Repeat each line of the data exactly as written.

Top of Data to use

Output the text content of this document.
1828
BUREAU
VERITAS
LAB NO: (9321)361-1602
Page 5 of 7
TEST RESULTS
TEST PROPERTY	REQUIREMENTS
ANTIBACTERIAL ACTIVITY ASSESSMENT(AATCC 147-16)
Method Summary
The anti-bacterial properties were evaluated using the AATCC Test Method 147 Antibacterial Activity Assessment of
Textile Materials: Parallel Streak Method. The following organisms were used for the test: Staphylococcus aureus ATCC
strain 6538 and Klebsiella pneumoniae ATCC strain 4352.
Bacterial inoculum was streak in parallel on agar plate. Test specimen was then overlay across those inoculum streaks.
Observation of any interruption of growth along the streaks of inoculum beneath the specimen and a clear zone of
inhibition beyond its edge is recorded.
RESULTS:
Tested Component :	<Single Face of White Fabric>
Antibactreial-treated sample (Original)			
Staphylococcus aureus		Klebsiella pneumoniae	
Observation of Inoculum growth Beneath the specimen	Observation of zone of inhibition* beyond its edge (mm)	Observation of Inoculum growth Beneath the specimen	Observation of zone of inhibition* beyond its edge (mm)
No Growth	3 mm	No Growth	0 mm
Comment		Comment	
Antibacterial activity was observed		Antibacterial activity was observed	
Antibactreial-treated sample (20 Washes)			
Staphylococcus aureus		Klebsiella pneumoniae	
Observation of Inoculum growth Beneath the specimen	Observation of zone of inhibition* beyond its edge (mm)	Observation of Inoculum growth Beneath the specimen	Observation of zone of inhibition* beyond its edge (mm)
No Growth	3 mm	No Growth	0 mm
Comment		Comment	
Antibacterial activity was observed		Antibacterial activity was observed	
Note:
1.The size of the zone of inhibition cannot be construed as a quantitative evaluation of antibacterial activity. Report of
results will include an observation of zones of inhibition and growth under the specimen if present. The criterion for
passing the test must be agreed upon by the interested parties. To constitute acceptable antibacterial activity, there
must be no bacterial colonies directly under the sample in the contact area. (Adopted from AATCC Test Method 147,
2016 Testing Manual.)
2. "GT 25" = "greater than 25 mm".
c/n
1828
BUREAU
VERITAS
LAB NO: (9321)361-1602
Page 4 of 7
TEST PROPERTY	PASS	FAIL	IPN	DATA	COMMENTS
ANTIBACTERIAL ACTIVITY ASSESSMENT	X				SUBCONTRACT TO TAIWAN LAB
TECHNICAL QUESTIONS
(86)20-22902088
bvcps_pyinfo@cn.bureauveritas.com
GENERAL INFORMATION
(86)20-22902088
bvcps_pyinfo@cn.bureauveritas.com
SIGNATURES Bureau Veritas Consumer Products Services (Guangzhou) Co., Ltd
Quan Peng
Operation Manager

Bottom of Data to use

Response to this exercise:
Output the text content of this document.
1828
BUREAU
VERITAS
LAB NO: (9321)361-1602
Page 5 of 7
TEST RESULTS
TEST PROPERTY	REQUIREMENTS
ANTIBACTERIAL ACTIVITY ASSESSMENT(AATCC 147-16)
Method Summary
The anti-bacterial properties were evaluated using the AATCC Test Method 147 Antibacterial Activity Assessment of
Textile Materials: Parallel Streak Method. The following organisms were used for the test: Staphylococcus aureus ATCC
strain 6538 and Klebsiella pneumoniae ATCC strain 4352.
Bacterial inoculum was streak in parallel on agar plate. Test specimen was then overlay across those inoculum streaks.
Observation of any interruption of growth along the streaks of inoculum beneath the specimen and a clear zone of
inhibition beyond its edge is recorded.
RESULTS:
Tested Component :	<Single Face of White Fabric>
Antibactreial-treated sample (Original)			
Staphylococcus aureus		Klebsiella pneumoniae	
Observation of Inoculum growth Beneath the specimen	Observation of zone of inhibition* beyond its edge (mm)	Observation of Inoculum growth Beneath the specimen	Observation of zone of inhibition* beyond its edge (mm)
No Growth	3 mm	No Growth	0 mm
Comment		Comment	
Antibacterial activity was observed		Antibacterial activity was observed	
Antibactreial-treated sample (20 Washes)			
Staphylococcus aureus		Klebsiella pneumoniae	
Observation of Inoculum growth Beneath the specimen	Observation of zone of inhibition* beyond its edge (mm)	Observation of Inoculum growth Beneath the specimen	Observation of zone of inhibition* beyond its edge (mm)
No Growth	3 mm	No Growth	0 mm
Comment		Comment	
Antibacterial activity was observed		Antibacterial activity was observed	
Note:
1.The size of the zone of inhibition cannot be construed as a quantitative evaluation of antibacterial activity. Report of
results will include an observation of zones of inhibition and growth under the specimen if present. The criterion for
passing the test must be agreed upon by the interested parties. To constitute acceptable antibacterial activity, there
must be no bacterial colonies directly under the sample in the contact area. (Adopted from AATCC Test Method 147,
2016 Testing Manual.)
2. "GT 25" = "greater than 25 mm".
c/n
1828
BUREAU
VERITAS
LAB NO: (9321)361-1602
Page 4 of 7
TEST PROPERTY	PASS	FAIL	IPN	DATA	COMMENTS
ANTIBACTERIAL ACTIVITY ASSESSMENT	X				SUBCONTRACT TO TAIWAN LAB
TECHNICAL QUESTIONS
(86)20-22902088
bvcps_pyinfo@cn.bureauveritas.com
GENERAL INFORMATION
(86)20-22902088
bvcps_pyinfo@cn.bureauveritas.com
SIGNATURES Bureau Veritas Consumer Products Services (Guangzhou) Co., Ltd
Quan Peng
Operation Manager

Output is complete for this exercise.